Without any pictures, copy the records below once more, exactly as they are.

·····

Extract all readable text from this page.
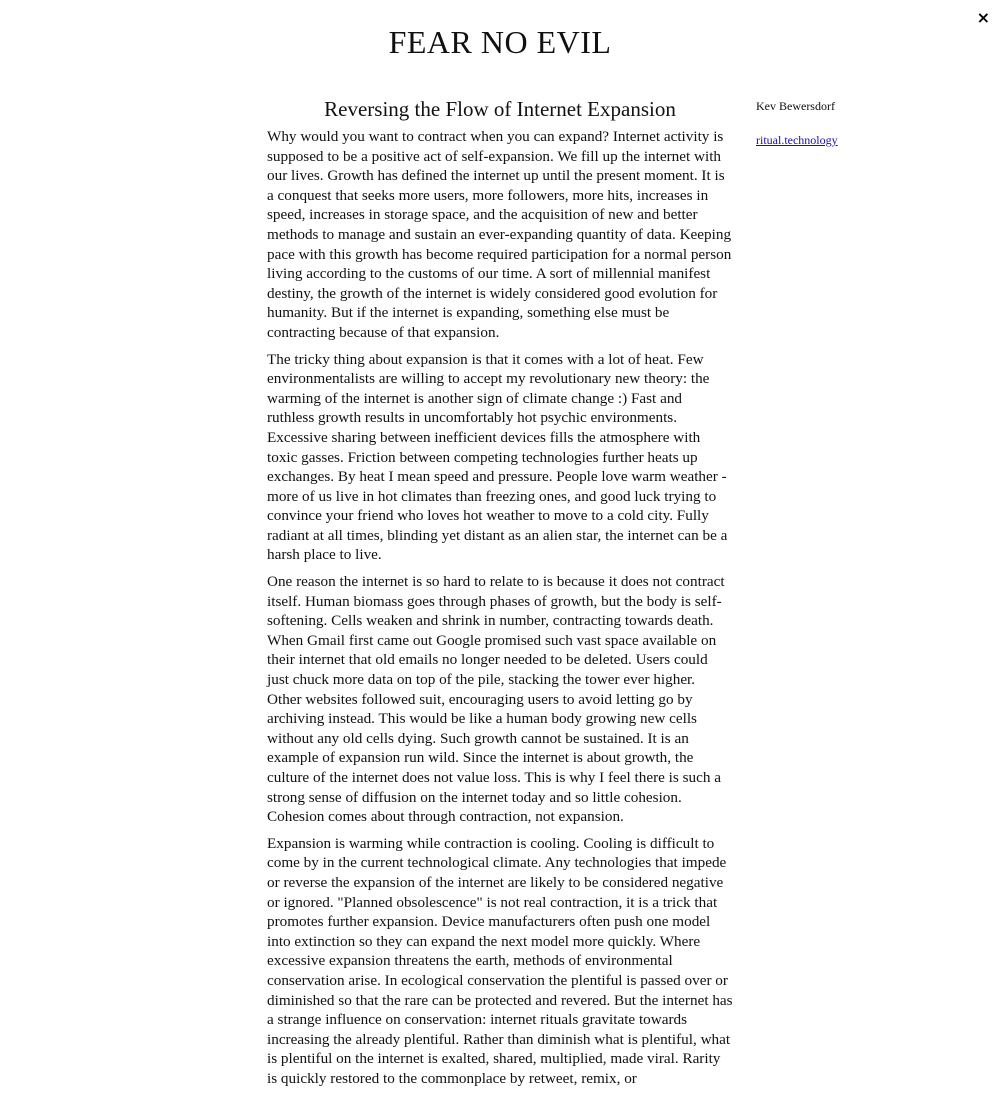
×
FEAR NO EVIL
Reversing the Flow of Internet Expansion

Why would you want to contract when you can expand? Internet activity is supposed to be a positive act of self-expansion. We fill up the internet with our lives. Growth has defined the internet up until the present moment. It is a conquest that seeks more users, more followers, more hits, increases in speed, increases in storage space, and the acquisition of new and better methods to manage and sustain an ever-expanding quantity of data. Keeping pace with this growth has become required participation for a normal person living according to the customs of our time. A sort of millennial manifest destiny, the growth of the internet is widely considered good evolution for humanity. But if the internet is expanding, something else must be contracting because of that expansion.

The tricky thing about expansion is that it comes with a lot of heat. Few environmentalists are willing to accept my revolutionary new theory: the warming of the internet is another sign of climate change :) Fast and ruthless growth results in uncomfortably hot psychic environments. Excessive sharing between inefficient devices fills the atmosphere with toxic gasses. Friction between competing technologies further heats up exchanges. By heat I mean speed and pressure. People love warm weather - more of us live in hot climates than freezing ones, and good luck trying to convince your friend who loves hot weather to move to a cold city. Fully radiant at all times, blinding yet distant as an alien star, the internet can be a harsh place to live.

One reason the internet is so hard to relate to is because it does not contract itself. Human biomass goes through phases of growth, but the body is self-softening. Cells weaken and shrink in number, contracting towards death. When Gmail first came out Google promised such vast space available on their internet that old emails no longer needed to be deleted. Users could just chuck more data on top of the pile, stacking the tower ever higher. Other websites followed suit, encouraging users to avoid letting go by archiving instead. This would be like a human body growing new cells without any old cells dying. Such growth cannot be sustained. It is an example of expansion run wild. Since the internet is about growth, the culture of the internet does not value loss. This is why I feel there is such a strong sense of diffusion on the internet today and so little cohesion. Cohesion comes about through contraction, not expansion.

Expansion is warming while contraction is cooling. Cooling is difficult to come by in the current technological climate. Any technologies that impede or reverse the expansion of the internet are likely to be considered negative or ignored. "Planned obsolescence" is not real contraction, it is a trick that promotes further expansion. Device manufacturers often push one model into extinction so they can expand the next model more quickly. Where excessive expansion threatens the earth, methods of environmental conservation arise. In ecological conservation the plentiful is passed over or diminished so that the rare can be protected and revered. But the internet has a strange influence on conservation: internet rituals gravitate towards increasing the already plentiful. Rather than diminish what is plentiful, what is plentiful on the internet is exalted, shared, multiplied, made viral. Rarity is quickly restored to the commonplace by retweet, remix, or

Kev Bewersdorf
ritual.technology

·····

- COMPLETED EXERCISE -
Extract all readable text from this page.
×
FEAR NO EVIL
Reversing the Flow of Internet Expansion

Why would you want to contract when you can expand? Internet activity is supposed to be a positive act of self-expansion. We fill up the internet with our lives. Growth has defined the internet up until the present moment. It is a conquest that seeks more users, more followers, more hits, increases in speed, increases in storage space, and the acquisition of new and better methods to manage and sustain an ever-expanding quantity of data. Keeping pace with this growth has become required participation for a normal person living according to the customs of our time. A sort of millennial manifest destiny, the growth of the internet is widely considered good evolution for humanity. But if the internet is expanding, something else must be contracting because of that expansion.

The tricky thing about expansion is that it comes with a lot of heat. Few environmentalists are willing to accept my revolutionary new theory: the warming of the internet is another sign of climate change :) Fast and ruthless growth results in uncomfortably hot psychic environments. Excessive sharing between inefficient devices fills the atmosphere with toxic gasses. Friction between competing technologies further heats up exchanges. By heat I mean speed and pressure. People love warm weather - more of us live in hot climates than freezing ones, and good luck trying to convince your friend who loves hot weather to move to a cold city. Fully radiant at all times, blinding yet distant as an alien star, the internet can be a harsh place to live.

One reason the internet is so hard to relate to is because it does not contract itself. Human biomass goes through phases of growth, but the body is self-softening. Cells weaken and shrink in number, contracting towards death. When Gmail first came out Google promised such vast space available on their internet that old emails no longer needed to be deleted. Users could just chuck more data on top of the pile, stacking the tower ever higher. Other websites followed suit, encouraging users to avoid letting go by archiving instead. This would be like a human body growing new cells without any old cells dying. Such growth cannot be sustained. It is an example of expansion run wild. Since the internet is about growth, the culture of the internet does not value loss. This is why I feel there is such a strong sense of diffusion on the internet today and so little cohesion. Cohesion comes about through contraction, not expansion.

Expansion is warming while contraction is cooling. Cooling is difficult to come by in the current technological climate. Any technologies that impede or reverse the expansion of the internet are likely to be considered negative or ignored. "Planned obsolescence" is not real contraction, it is a trick that promotes further expansion. Device manufacturers often push one model into extinction so they can expand the next model more quickly. Where excessive expansion threatens the earth, methods of environmental conservation arise. In ecological conservation the plentiful is passed over or diminished so that the rare can be protected and revered. But the internet has a strange influence on conservation: internet rituals gravitate towards increasing the already plentiful. Rather than diminish what is plentiful, what is plentiful on the internet is exalted, shared, multiplied, made viral. Rarity is quickly restored to the commonplace by retweet, remix, or

Kev Bewersdorf
ritual.technology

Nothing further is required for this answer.